**What the task asks:** Report, as a bare number, how many lines of the material below contain the word "counts".

begin Data provided

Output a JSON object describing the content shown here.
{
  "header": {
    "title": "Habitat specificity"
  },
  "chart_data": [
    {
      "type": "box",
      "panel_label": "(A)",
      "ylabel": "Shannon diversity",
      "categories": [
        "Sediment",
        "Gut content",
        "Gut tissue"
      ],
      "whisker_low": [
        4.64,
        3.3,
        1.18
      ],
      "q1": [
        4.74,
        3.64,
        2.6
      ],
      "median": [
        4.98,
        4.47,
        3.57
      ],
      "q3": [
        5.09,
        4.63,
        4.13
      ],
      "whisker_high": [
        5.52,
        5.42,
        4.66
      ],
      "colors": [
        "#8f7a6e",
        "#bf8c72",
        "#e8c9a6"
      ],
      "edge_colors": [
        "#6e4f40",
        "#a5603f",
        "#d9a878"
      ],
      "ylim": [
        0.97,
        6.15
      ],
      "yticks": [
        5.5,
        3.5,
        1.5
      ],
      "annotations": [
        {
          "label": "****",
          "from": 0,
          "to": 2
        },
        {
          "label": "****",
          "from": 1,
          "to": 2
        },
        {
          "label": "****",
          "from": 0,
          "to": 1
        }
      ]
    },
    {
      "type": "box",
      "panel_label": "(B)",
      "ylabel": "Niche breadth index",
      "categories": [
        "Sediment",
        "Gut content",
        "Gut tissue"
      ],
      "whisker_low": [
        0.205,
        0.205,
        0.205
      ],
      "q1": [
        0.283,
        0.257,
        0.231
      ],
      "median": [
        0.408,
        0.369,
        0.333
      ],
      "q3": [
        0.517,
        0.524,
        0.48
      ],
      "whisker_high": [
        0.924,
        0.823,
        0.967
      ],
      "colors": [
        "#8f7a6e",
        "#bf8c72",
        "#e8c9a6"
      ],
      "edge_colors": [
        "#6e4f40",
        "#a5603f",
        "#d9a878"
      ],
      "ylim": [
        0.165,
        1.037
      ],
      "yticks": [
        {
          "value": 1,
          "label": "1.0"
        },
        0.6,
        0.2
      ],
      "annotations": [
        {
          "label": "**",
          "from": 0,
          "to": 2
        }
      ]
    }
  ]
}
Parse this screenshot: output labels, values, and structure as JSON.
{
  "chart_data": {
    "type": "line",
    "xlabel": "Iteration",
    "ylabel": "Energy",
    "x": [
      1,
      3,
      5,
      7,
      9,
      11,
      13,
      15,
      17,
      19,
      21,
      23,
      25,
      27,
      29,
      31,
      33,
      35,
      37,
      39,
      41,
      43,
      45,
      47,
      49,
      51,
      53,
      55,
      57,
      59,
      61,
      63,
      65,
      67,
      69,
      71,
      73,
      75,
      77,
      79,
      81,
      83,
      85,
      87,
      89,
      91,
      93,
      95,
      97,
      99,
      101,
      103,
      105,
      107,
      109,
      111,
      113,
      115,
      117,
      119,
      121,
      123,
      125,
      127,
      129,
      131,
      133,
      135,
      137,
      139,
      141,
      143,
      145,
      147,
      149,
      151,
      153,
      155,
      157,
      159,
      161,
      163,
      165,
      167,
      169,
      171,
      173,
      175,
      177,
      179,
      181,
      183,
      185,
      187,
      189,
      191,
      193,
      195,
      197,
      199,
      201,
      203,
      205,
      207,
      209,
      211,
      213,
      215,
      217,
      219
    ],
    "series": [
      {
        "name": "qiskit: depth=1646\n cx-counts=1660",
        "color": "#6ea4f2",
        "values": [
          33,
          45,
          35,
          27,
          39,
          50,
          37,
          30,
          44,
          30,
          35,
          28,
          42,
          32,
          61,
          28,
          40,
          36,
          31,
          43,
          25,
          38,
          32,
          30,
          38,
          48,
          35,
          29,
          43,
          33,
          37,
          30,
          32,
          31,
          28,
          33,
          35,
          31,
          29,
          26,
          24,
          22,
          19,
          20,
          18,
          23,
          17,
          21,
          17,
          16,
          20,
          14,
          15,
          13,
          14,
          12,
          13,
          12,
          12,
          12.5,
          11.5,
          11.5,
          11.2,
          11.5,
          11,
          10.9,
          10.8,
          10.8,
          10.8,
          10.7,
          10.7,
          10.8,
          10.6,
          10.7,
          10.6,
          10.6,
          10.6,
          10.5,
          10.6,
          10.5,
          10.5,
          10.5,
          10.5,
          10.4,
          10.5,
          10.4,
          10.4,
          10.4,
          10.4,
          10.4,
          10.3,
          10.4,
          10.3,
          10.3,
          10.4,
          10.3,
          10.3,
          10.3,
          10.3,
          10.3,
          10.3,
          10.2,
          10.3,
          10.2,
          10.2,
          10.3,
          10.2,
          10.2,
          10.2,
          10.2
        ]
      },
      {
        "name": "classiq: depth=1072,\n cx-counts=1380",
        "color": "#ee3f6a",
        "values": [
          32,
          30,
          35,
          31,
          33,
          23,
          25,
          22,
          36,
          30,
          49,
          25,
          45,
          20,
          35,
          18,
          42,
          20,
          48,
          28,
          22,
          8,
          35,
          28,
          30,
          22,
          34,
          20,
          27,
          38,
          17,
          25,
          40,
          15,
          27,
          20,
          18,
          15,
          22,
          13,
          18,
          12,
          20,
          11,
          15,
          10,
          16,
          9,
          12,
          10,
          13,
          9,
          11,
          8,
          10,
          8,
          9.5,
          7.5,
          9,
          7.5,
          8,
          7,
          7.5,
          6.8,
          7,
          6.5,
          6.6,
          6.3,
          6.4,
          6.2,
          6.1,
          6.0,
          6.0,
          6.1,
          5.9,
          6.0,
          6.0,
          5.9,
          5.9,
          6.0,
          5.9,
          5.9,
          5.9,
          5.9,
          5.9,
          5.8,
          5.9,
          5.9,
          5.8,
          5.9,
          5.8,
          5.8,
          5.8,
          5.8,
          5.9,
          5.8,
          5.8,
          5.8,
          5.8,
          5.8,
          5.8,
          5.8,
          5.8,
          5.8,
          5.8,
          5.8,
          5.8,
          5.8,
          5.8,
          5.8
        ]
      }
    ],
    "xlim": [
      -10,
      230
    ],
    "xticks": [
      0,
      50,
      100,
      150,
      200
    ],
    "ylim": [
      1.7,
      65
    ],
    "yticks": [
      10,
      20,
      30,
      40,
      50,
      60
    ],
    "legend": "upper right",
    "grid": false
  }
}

end Data provided
begin Data provided

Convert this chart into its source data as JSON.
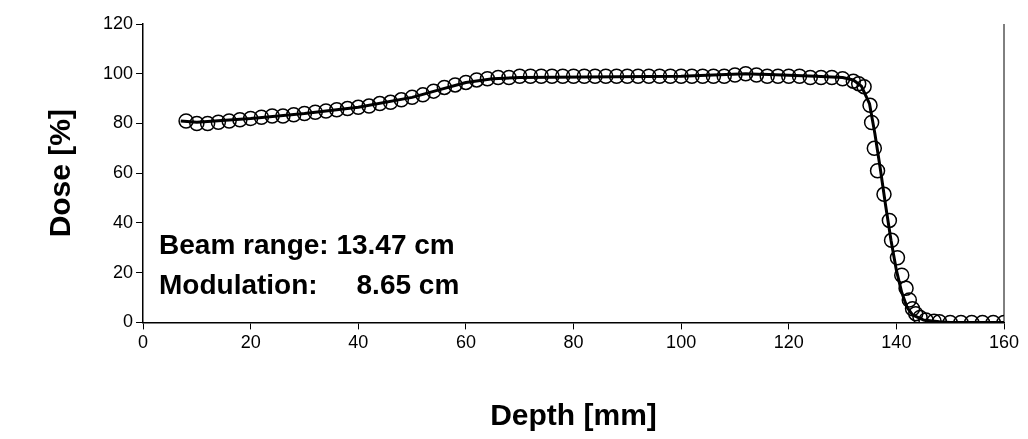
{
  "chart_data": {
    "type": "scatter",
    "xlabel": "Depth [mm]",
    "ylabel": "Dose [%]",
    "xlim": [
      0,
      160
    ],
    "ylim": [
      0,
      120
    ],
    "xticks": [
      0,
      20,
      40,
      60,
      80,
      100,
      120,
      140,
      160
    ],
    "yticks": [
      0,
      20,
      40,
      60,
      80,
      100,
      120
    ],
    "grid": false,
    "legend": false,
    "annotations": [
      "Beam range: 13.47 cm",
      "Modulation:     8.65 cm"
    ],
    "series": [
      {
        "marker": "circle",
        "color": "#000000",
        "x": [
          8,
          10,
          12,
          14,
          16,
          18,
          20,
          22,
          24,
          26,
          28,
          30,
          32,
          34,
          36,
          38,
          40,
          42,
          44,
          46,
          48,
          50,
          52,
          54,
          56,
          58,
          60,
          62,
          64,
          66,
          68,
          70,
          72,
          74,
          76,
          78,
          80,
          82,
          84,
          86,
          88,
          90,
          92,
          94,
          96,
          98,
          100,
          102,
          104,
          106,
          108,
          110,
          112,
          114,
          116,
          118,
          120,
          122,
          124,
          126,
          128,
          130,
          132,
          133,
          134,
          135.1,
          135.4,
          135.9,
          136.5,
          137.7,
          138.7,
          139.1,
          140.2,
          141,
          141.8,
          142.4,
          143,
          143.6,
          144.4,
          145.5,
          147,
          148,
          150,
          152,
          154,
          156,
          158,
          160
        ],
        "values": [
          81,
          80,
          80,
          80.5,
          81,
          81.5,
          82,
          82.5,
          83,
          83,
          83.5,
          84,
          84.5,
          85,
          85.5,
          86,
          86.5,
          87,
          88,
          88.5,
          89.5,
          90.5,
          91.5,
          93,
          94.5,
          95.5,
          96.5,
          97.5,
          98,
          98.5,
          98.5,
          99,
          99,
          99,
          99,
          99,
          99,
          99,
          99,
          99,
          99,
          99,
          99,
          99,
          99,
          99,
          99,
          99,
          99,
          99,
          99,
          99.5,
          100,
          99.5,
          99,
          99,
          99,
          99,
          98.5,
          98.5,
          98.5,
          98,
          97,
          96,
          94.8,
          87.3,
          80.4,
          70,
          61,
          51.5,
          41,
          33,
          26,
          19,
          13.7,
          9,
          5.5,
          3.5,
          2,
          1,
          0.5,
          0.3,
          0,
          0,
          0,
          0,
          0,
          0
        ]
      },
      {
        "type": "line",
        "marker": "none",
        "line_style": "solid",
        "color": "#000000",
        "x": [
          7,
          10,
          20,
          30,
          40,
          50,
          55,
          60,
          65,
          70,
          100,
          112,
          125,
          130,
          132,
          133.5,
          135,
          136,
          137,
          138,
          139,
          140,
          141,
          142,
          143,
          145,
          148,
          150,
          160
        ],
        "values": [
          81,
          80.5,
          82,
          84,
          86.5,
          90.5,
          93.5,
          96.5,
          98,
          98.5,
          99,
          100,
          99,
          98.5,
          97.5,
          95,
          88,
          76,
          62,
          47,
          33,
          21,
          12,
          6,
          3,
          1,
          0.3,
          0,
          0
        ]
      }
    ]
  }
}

end Data provided

**Task output:** 2